#### Chart and figure data
★ ★ ★
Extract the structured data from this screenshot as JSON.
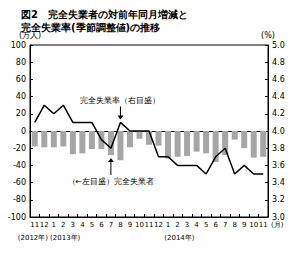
{
  "chart_data": {
    "type": "bar",
    "title": "図2　完全失業者の対前年同月増減と\n完全失業率(季節調整値)の推移",
    "ylabel": "(万人)",
    "y2label": "(%)",
    "xlabel": "(月)",
    "year_labels": [
      "(2012年)",
      "(2013年)",
      "(2014年)"
    ],
    "annotations": [
      "完全失業率（右目盛）",
      "（←左目盛）完全失業者"
    ],
    "categories": [
      "11",
      "12",
      "1",
      "2",
      "3",
      "4",
      "5",
      "6",
      "7",
      "8",
      "9",
      "10",
      "11",
      "12",
      "1",
      "2",
      "3",
      "4",
      "5",
      "6",
      "7",
      "8",
      "9",
      "10",
      "11"
    ],
    "series": [
      {
        "name": "完全失業者",
        "type": "bar",
        "color": "#a6a6a6",
        "values": [
          -18,
          -19,
          -19,
          -18,
          -27,
          -26,
          -21,
          -21,
          -28,
          -34,
          -19,
          -9,
          -16,
          -17,
          -32,
          -30,
          -29,
          -24,
          -26,
          -36,
          -28,
          -10,
          -20,
          -31,
          -30
        ]
      },
      {
        "name": "完全失業率",
        "type": "line",
        "axis": "y2",
        "color": "#000000",
        "marker": "none",
        "values": [
          4.1,
          4.3,
          4.2,
          4.3,
          4.1,
          4.1,
          4.1,
          3.9,
          3.8,
          4.1,
          4.0,
          4.0,
          4.0,
          3.7,
          3.7,
          3.6,
          3.6,
          3.6,
          3.5,
          3.7,
          3.8,
          3.5,
          3.6,
          3.5,
          3.5
        ]
      }
    ],
    "ylim": [
      -100,
      100
    ],
    "yticks": [
      -100,
      -80,
      -60,
      -40,
      -20,
      0,
      20,
      40,
      60,
      80,
      100
    ],
    "y2lim": [
      3.0,
      5.0
    ],
    "y2ticks": [
      {
        "value": 3.0,
        "label": "3.0"
      },
      {
        "value": 3.2,
        "label": "3.2"
      },
      {
        "value": 3.4,
        "label": "3.4"
      },
      {
        "value": 3.6,
        "label": "3.6"
      },
      {
        "value": 3.8,
        "label": "3.8"
      },
      {
        "value": 4.0,
        "label": "4.0"
      },
      {
        "value": 4.2,
        "label": "4.2"
      },
      {
        "value": 4.4,
        "label": "4.4"
      },
      {
        "value": 4.6,
        "label": "4.6"
      },
      {
        "value": 4.8,
        "label": "4.8"
      },
      {
        "value": 5.0,
        "label": "5.0"
      }
    ],
    "grid": false
  }
}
★ ★ ★
The records shown above are to be repeated exactly, with the pictures left out.

Extract the structured data from this screenshot as JSON.
{
  "chart_data": {
    "type": "bar",
    "title": "図2　完全失業者の対前年同月増減と\n完全失業率(季節調整値)の推移",
    "ylabel": "(万人)",
    "y2label": "(%)",
    "xlabel": "(月)",
    "year_labels": [
      "(2012年)",
      "(2013年)",
      "(2014年)"
    ],
    "annotations": [
      "完全失業率（右目盛）",
      "（←左目盛）完全失業者"
    ],
    "categories": [
      "11",
      "12",
      "1",
      "2",
      "3",
      "4",
      "5",
      "6",
      "7",
      "8",
      "9",
      "10",
      "11",
      "12",
      "1",
      "2",
      "3",
      "4",
      "5",
      "6",
      "7",
      "8",
      "9",
      "10",
      "11"
    ],
    "series": [
      {
        "name": "完全失業者",
        "type": "bar",
        "color": "#a6a6a6",
        "values": [
          -18,
          -19,
          -19,
          -18,
          -27,
          -26,
          -21,
          -21,
          -28,
          -34,
          -19,
          -9,
          -16,
          -17,
          -32,
          -30,
          -29,
          -24,
          -26,
          -36,
          -28,
          -10,
          -20,
          -31,
          -30
        ]
      },
      {
        "name": "完全失業率",
        "type": "line",
        "axis": "y2",
        "color": "#000000",
        "marker": "none",
        "values": [
          4.1,
          4.3,
          4.2,
          4.3,
          4.1,
          4.1,
          4.1,
          3.9,
          3.8,
          4.1,
          4.0,
          4.0,
          4.0,
          3.7,
          3.7,
          3.6,
          3.6,
          3.6,
          3.5,
          3.7,
          3.8,
          3.5,
          3.6,
          3.5,
          3.5
        ]
      }
    ],
    "ylim": [
      -100,
      100
    ],
    "yticks": [
      -100,
      -80,
      -60,
      -40,
      -20,
      0,
      20,
      40,
      60,
      80,
      100
    ],
    "y2lim": [
      3.0,
      5.0
    ],
    "y2ticks": [
      {
        "value": 3.0,
        "label": "3.0"
      },
      {
        "value": 3.2,
        "label": "3.2"
      },
      {
        "value": 3.4,
        "label": "3.4"
      },
      {
        "value": 3.6,
        "label": "3.6"
      },
      {
        "value": 3.8,
        "label": "3.8"
      },
      {
        "value": 4.0,
        "label": "4.0"
      },
      {
        "value": 4.2,
        "label": "4.2"
      },
      {
        "value": 4.4,
        "label": "4.4"
      },
      {
        "value": 4.6,
        "label": "4.6"
      },
      {
        "value": 4.8,
        "label": "4.8"
      },
      {
        "value": 5.0,
        "label": "5.0"
      }
    ],
    "grid": false
  }
}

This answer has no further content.